§ INPUT MATERIAL:
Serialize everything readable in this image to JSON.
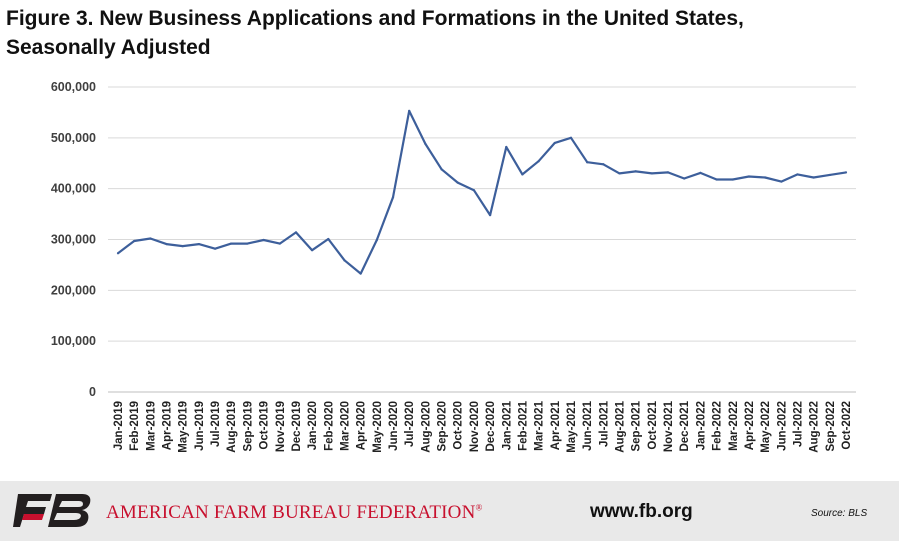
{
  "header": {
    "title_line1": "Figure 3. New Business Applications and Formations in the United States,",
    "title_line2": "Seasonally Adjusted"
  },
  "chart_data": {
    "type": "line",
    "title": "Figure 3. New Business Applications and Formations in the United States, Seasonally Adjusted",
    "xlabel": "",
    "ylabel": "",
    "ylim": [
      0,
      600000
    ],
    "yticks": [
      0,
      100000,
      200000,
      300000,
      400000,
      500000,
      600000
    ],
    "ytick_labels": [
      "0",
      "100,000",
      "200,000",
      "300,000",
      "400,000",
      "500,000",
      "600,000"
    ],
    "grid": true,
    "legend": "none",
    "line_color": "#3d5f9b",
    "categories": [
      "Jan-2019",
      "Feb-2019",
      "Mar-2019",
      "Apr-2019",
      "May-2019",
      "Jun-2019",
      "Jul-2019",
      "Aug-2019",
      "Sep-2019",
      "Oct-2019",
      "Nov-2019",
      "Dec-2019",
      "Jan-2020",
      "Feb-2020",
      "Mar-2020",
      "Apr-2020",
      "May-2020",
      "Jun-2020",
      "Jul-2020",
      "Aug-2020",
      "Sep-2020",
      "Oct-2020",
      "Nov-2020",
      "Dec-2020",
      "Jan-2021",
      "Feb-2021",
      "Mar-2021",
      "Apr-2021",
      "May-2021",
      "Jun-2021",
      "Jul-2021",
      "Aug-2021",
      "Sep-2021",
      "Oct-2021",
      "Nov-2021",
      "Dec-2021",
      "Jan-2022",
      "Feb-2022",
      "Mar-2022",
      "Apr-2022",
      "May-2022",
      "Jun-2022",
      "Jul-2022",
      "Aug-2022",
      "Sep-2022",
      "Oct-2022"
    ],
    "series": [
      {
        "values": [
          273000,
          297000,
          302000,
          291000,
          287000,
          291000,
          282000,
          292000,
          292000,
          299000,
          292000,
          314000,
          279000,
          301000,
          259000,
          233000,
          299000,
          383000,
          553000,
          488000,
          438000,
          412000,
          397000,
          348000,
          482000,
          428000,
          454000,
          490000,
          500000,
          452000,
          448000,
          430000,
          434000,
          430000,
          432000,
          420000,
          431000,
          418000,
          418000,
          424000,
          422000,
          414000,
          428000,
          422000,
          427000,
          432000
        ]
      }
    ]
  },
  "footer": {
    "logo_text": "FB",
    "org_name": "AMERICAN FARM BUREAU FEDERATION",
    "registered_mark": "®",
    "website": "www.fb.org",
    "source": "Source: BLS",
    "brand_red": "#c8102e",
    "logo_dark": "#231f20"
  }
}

--

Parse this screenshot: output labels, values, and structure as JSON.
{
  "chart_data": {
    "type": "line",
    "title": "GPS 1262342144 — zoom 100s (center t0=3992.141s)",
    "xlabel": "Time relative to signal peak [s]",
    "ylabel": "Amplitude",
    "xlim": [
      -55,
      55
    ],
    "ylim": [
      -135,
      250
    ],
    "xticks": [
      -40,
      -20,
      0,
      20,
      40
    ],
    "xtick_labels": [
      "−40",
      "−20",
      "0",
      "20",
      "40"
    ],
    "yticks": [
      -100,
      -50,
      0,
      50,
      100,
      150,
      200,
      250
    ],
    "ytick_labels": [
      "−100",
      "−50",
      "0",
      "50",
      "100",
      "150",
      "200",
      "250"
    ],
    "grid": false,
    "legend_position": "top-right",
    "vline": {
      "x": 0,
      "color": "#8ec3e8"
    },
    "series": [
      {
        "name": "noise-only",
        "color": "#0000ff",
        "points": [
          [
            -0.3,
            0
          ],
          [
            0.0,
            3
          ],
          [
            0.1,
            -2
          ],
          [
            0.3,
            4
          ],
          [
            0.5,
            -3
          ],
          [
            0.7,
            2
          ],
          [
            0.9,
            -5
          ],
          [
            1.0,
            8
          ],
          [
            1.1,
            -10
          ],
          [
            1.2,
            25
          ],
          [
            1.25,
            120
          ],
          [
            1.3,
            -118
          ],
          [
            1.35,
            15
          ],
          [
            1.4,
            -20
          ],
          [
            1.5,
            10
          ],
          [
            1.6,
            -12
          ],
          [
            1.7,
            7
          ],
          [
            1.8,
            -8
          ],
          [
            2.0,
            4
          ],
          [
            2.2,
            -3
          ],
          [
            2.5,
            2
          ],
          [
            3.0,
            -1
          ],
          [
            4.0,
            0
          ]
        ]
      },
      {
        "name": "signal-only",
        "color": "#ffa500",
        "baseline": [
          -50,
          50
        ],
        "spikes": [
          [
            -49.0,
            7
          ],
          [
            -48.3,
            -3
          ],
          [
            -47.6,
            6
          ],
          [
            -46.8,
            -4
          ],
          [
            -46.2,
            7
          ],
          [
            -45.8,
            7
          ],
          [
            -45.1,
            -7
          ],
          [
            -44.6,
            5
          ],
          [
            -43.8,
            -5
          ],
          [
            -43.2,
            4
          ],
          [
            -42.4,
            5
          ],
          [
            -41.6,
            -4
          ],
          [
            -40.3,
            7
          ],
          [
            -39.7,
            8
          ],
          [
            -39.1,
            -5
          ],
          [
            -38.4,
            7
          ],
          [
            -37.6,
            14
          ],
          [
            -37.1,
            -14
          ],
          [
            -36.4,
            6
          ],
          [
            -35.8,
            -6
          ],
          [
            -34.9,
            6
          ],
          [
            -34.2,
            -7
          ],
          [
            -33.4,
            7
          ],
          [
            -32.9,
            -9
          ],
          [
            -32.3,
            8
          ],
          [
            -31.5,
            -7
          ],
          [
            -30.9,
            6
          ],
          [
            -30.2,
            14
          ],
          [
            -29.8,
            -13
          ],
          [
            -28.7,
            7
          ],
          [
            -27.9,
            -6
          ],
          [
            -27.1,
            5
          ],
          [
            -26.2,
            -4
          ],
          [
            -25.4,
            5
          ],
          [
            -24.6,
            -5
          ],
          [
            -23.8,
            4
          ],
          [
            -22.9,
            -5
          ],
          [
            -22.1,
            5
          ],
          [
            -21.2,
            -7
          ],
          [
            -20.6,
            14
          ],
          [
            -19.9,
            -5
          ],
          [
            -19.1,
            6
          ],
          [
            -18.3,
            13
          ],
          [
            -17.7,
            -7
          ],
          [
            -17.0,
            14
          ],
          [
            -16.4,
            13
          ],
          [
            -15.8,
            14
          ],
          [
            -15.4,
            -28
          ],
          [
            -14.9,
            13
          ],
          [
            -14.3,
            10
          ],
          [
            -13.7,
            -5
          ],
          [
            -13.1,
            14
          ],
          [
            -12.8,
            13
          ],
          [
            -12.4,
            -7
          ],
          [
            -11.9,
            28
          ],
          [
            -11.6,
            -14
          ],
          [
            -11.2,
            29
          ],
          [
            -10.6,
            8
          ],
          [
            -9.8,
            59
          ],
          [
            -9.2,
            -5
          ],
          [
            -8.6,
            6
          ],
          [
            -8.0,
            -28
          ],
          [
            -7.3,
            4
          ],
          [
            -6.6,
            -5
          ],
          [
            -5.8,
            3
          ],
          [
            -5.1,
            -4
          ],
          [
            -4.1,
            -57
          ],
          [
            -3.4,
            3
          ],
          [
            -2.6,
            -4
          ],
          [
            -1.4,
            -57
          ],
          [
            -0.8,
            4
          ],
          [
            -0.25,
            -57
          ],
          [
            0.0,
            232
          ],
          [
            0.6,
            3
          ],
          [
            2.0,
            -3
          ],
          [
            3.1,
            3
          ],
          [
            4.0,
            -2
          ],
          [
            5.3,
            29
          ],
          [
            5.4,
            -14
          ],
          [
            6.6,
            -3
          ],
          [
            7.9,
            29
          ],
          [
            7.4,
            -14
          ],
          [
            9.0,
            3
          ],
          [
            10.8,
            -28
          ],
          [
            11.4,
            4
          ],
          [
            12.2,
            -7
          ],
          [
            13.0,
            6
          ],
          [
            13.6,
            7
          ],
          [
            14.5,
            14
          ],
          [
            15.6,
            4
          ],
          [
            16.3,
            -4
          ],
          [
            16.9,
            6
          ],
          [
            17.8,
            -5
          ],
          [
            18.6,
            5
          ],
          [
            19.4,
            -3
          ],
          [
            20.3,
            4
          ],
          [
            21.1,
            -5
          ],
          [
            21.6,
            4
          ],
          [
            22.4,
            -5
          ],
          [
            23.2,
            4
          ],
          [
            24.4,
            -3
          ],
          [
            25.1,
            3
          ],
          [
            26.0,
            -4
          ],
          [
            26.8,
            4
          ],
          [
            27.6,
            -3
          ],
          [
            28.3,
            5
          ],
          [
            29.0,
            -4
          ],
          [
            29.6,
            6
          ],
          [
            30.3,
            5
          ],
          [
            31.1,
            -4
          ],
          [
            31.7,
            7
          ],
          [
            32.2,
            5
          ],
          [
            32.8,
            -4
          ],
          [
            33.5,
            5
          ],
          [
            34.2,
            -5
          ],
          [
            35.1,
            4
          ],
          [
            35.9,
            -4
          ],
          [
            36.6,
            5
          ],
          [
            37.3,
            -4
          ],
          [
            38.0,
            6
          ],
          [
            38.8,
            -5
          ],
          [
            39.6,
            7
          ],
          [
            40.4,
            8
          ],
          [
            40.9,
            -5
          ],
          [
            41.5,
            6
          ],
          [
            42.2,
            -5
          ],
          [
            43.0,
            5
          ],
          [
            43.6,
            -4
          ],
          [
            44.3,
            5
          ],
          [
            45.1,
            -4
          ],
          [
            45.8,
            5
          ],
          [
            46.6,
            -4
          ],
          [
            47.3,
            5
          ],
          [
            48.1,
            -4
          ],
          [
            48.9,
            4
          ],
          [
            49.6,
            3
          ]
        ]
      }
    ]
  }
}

...

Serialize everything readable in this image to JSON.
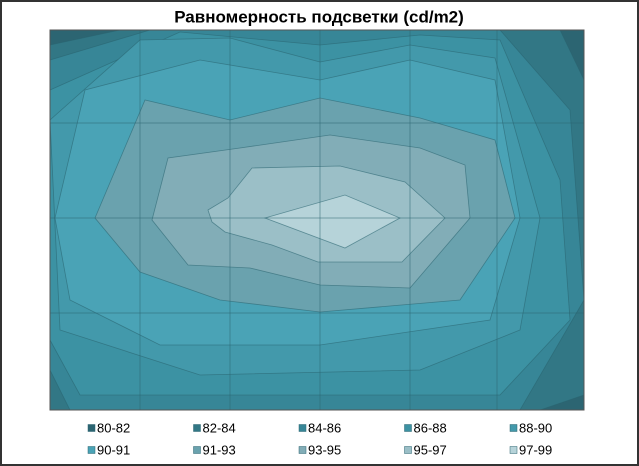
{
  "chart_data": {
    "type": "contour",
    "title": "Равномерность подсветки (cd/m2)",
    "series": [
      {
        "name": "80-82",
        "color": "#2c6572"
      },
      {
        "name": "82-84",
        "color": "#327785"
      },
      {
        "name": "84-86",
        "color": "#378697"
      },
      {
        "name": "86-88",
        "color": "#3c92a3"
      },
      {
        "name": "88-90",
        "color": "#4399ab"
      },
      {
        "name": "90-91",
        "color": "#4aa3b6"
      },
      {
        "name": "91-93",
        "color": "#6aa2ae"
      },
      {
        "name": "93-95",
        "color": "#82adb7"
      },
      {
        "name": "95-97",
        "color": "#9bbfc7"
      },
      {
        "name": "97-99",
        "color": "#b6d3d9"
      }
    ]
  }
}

§ EXERCISE AIM:
Only the number is wanted: how many lines contain the string "Seasonally"?

§ WRITTEN SOLUTION:
2